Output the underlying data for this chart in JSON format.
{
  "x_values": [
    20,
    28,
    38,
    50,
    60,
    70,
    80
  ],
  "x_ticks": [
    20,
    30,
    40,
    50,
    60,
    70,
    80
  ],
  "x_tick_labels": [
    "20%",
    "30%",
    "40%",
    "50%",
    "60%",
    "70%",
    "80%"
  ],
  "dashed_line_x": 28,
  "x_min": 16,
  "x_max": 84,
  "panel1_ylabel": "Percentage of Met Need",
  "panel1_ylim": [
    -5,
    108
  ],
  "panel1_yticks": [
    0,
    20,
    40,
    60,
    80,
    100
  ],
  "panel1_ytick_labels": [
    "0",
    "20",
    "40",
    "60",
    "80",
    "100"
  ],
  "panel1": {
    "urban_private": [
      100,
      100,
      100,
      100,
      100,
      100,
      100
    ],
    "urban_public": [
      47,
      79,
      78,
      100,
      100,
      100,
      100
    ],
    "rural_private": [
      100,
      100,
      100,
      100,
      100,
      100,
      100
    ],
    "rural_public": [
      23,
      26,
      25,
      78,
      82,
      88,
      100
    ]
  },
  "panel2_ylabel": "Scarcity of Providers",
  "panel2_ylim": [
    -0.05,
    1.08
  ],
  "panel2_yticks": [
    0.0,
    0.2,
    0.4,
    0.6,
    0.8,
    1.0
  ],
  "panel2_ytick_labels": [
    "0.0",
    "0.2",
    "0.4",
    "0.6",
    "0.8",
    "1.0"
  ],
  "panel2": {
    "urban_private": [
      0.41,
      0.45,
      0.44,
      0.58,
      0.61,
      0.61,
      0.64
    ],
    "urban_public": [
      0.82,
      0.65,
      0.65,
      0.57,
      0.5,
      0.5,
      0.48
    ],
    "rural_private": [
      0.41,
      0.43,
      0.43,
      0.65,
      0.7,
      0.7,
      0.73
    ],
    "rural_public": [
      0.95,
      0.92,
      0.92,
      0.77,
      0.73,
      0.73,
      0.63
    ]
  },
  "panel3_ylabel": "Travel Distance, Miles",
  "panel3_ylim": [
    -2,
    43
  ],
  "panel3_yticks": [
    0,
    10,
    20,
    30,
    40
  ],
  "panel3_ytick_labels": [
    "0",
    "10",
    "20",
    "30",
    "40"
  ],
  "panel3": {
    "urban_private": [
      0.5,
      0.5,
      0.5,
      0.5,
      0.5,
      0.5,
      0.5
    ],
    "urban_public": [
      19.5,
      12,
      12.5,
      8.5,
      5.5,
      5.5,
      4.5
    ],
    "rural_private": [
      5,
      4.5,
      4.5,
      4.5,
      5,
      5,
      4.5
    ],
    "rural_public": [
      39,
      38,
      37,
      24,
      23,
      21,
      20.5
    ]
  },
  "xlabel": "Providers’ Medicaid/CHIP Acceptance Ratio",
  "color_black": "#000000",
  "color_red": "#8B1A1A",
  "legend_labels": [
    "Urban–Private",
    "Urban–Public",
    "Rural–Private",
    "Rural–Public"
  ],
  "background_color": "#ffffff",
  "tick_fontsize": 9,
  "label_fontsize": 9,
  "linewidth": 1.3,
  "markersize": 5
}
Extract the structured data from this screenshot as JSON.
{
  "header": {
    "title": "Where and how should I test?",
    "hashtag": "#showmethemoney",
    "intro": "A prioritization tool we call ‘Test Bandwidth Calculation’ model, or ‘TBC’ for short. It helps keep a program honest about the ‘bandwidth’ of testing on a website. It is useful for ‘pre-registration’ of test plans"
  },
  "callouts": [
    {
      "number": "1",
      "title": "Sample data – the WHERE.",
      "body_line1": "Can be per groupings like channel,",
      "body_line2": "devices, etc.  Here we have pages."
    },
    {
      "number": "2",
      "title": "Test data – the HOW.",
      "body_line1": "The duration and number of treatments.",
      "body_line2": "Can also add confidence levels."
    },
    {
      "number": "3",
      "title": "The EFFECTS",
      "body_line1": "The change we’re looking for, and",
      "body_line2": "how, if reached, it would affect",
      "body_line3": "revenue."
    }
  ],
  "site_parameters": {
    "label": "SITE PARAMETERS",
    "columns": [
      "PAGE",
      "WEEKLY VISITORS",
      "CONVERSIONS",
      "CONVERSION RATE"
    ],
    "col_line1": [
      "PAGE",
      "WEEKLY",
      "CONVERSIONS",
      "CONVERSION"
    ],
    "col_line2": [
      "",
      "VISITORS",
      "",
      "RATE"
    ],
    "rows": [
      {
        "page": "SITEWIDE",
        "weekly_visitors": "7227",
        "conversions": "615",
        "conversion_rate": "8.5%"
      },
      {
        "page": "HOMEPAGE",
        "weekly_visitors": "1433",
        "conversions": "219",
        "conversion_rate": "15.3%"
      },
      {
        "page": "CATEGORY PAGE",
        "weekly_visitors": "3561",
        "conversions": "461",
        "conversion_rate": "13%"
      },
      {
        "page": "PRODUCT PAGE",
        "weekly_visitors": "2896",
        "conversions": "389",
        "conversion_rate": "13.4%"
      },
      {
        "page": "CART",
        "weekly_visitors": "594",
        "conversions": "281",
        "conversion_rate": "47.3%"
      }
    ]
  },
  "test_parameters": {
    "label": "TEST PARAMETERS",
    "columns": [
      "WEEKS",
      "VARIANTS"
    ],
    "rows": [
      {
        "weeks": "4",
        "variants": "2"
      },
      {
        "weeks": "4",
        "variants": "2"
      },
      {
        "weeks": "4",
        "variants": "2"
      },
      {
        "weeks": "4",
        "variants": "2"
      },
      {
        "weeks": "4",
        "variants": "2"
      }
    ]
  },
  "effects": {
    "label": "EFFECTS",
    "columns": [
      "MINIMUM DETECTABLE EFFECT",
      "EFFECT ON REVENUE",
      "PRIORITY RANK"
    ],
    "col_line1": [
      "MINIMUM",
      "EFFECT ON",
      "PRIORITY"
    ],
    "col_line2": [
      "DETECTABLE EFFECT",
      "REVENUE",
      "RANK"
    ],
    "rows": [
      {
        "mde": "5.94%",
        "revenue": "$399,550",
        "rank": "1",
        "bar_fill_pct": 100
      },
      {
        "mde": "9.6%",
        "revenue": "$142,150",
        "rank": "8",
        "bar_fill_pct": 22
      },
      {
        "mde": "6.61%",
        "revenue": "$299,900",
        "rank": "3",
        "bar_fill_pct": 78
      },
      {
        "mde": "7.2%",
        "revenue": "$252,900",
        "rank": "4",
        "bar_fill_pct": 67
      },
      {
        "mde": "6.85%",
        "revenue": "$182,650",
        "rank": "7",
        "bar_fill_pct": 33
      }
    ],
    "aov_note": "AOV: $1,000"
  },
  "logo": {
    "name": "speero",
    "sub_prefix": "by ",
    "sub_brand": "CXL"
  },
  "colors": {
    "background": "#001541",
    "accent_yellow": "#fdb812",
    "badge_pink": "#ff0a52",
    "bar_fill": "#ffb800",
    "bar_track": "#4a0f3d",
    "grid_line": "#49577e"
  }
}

### [Instruction]
The records above need to be transcribed in full. Keep every character unchanged.

### [Solution]
Output the underlying data for this chart in JSON format.
{
  "x_values": [
    20,
    28,
    38,
    50,
    60,
    70,
    80
  ],
  "x_ticks": [
    20,
    30,
    40,
    50,
    60,
    70,
    80
  ],
  "x_tick_labels": [
    "20%",
    "30%",
    "40%",
    "50%",
    "60%",
    "70%",
    "80%"
  ],
  "dashed_line_x": 28,
  "x_min": 16,
  "x_max": 84,
  "panel1_ylabel": "Percentage of Met Need",
  "panel1_ylim": [
    -5,
    108
  ],
  "panel1_yticks": [
    0,
    20,
    40,
    60,
    80,
    100
  ],
  "panel1_ytick_labels": [
    "0",
    "20",
    "40",
    "60",
    "80",
    "100"
  ],
  "panel1": {
    "urban_private": [
      100,
      100,
      100,
      100,
      100,
      100,
      100
    ],
    "urban_public": [
      47,
      79,
      78,
      100,
      100,
      100,
      100
    ],
    "rural_private": [
      100,
      100,
      100,
      100,
      100,
      100,
      100
    ],
    "rural_public": [
      23,
      26,
      25,
      78,
      82,
      88,
      100
    ]
  },
  "panel2_ylabel": "Scarcity of Providers",
  "panel2_ylim": [
    -0.05,
    1.08
  ],
  "panel2_yticks": [
    0.0,
    0.2,
    0.4,
    0.6,
    0.8,
    1.0
  ],
  "panel2_ytick_labels": [
    "0.0",
    "0.2",
    "0.4",
    "0.6",
    "0.8",
    "1.0"
  ],
  "panel2": {
    "urban_private": [
      0.41,
      0.45,
      0.44,
      0.58,
      0.61,
      0.61,
      0.64
    ],
    "urban_public": [
      0.82,
      0.65,
      0.65,
      0.57,
      0.5,
      0.5,
      0.48
    ],
    "rural_private": [
      0.41,
      0.43,
      0.43,
      0.65,
      0.7,
      0.7,
      0.73
    ],
    "rural_public": [
      0.95,
      0.92,
      0.92,
      0.77,
      0.73,
      0.73,
      0.63
    ]
  },
  "panel3_ylabel": "Travel Distance, Miles",
  "panel3_ylim": [
    -2,
    43
  ],
  "panel3_yticks": [
    0,
    10,
    20,
    30,
    40
  ],
  "panel3_ytick_labels": [
    "0",
    "10",
    "20",
    "30",
    "40"
  ],
  "panel3": {
    "urban_private": [
      0.5,
      0.5,
      0.5,
      0.5,
      0.5,
      0.5,
      0.5
    ],
    "urban_public": [
      19.5,
      12,
      12.5,
      8.5,
      5.5,
      5.5,
      4.5
    ],
    "rural_private": [
      5,
      4.5,
      4.5,
      4.5,
      5,
      5,
      4.5
    ],
    "rural_public": [
      39,
      38,
      37,
      24,
      23,
      21,
      20.5
    ]
  },
  "xlabel": "Providers’ Medicaid/CHIP Acceptance Ratio",
  "color_black": "#000000",
  "color_red": "#8B1A1A",
  "legend_labels": [
    "Urban–Private",
    "Urban–Public",
    "Rural–Private",
    "Rural–Public"
  ],
  "background_color": "#ffffff",
  "tick_fontsize": 9,
  "label_fontsize": 9,
  "linewidth": 1.3,
  "markersize": 5
}
Extract the structured data from this screenshot as JSON.
{
  "header": {
    "title": "Where and how should I test?",
    "hashtag": "#showmethemoney",
    "intro": "A prioritization tool we call ‘Test Bandwidth Calculation’ model, or ‘TBC’ for short. It helps keep a program honest about the ‘bandwidth’ of testing on a website. It is useful for ‘pre-registration’ of test plans"
  },
  "callouts": [
    {
      "number": "1",
      "title": "Sample data – the WHERE.",
      "body_line1": "Can be per groupings like channel,",
      "body_line2": "devices, etc.  Here we have pages."
    },
    {
      "number": "2",
      "title": "Test data – the HOW.",
      "body_line1": "The duration and number of treatments.",
      "body_line2": "Can also add confidence levels."
    },
    {
      "number": "3",
      "title": "The EFFECTS",
      "body_line1": "The change we’re looking for, and",
      "body_line2": "how, if reached, it would affect",
      "body_line3": "revenue."
    }
  ],
  "site_parameters": {
    "label": "SITE PARAMETERS",
    "columns": [
      "PAGE",
      "WEEKLY VISITORS",
      "CONVERSIONS",
      "CONVERSION RATE"
    ],
    "col_line1": [
      "PAGE",
      "WEEKLY",
      "CONVERSIONS",
      "CONVERSION"
    ],
    "col_line2": [
      "",
      "VISITORS",
      "",
      "RATE"
    ],
    "rows": [
      {
        "page": "SITEWIDE",
        "weekly_visitors": "7227",
        "conversions": "615",
        "conversion_rate": "8.5%"
      },
      {
        "page": "HOMEPAGE",
        "weekly_visitors": "1433",
        "conversions": "219",
        "conversion_rate": "15.3%"
      },
      {
        "page": "CATEGORY PAGE",
        "weekly_visitors": "3561",
        "conversions": "461",
        "conversion_rate": "13%"
      },
      {
        "page": "PRODUCT PAGE",
        "weekly_visitors": "2896",
        "conversions": "389",
        "conversion_rate": "13.4%"
      },
      {
        "page": "CART",
        "weekly_visitors": "594",
        "conversions": "281",
        "conversion_rate": "47.3%"
      }
    ]
  },
  "test_parameters": {
    "label": "TEST PARAMETERS",
    "columns": [
      "WEEKS",
      "VARIANTS"
    ],
    "rows": [
      {
        "weeks": "4",
        "variants": "2"
      },
      {
        "weeks": "4",
        "variants": "2"
      },
      {
        "weeks": "4",
        "variants": "2"
      },
      {
        "weeks": "4",
        "variants": "2"
      },
      {
        "weeks": "4",
        "variants": "2"
      }
    ]
  },
  "effects": {
    "label": "EFFECTS",
    "columns": [
      "MINIMUM DETECTABLE EFFECT",
      "EFFECT ON REVENUE",
      "PRIORITY RANK"
    ],
    "col_line1": [
      "MINIMUM",
      "EFFECT ON",
      "PRIORITY"
    ],
    "col_line2": [
      "DETECTABLE EFFECT",
      "REVENUE",
      "RANK"
    ],
    "rows": [
      {
        "mde": "5.94%",
        "revenue": "$399,550",
        "rank": "1",
        "bar_fill_pct": 100
      },
      {
        "mde": "9.6%",
        "revenue": "$142,150",
        "rank": "8",
        "bar_fill_pct": 22
      },
      {
        "mde": "6.61%",
        "revenue": "$299,900",
        "rank": "3",
        "bar_fill_pct": 78
      },
      {
        "mde": "7.2%",
        "revenue": "$252,900",
        "rank": "4",
        "bar_fill_pct": 67
      },
      {
        "mde": "6.85%",
        "revenue": "$182,650",
        "rank": "7",
        "bar_fill_pct": 33
      }
    ],
    "aov_note": "AOV: $1,000"
  },
  "logo": {
    "name": "speero",
    "sub_prefix": "by ",
    "sub_brand": "CXL"
  },
  "colors": {
    "background": "#001541",
    "accent_yellow": "#fdb812",
    "badge_pink": "#ff0a52",
    "bar_fill": "#ffb800",
    "bar_track": "#4a0f3d",
    "grid_line": "#49577e"
  }
}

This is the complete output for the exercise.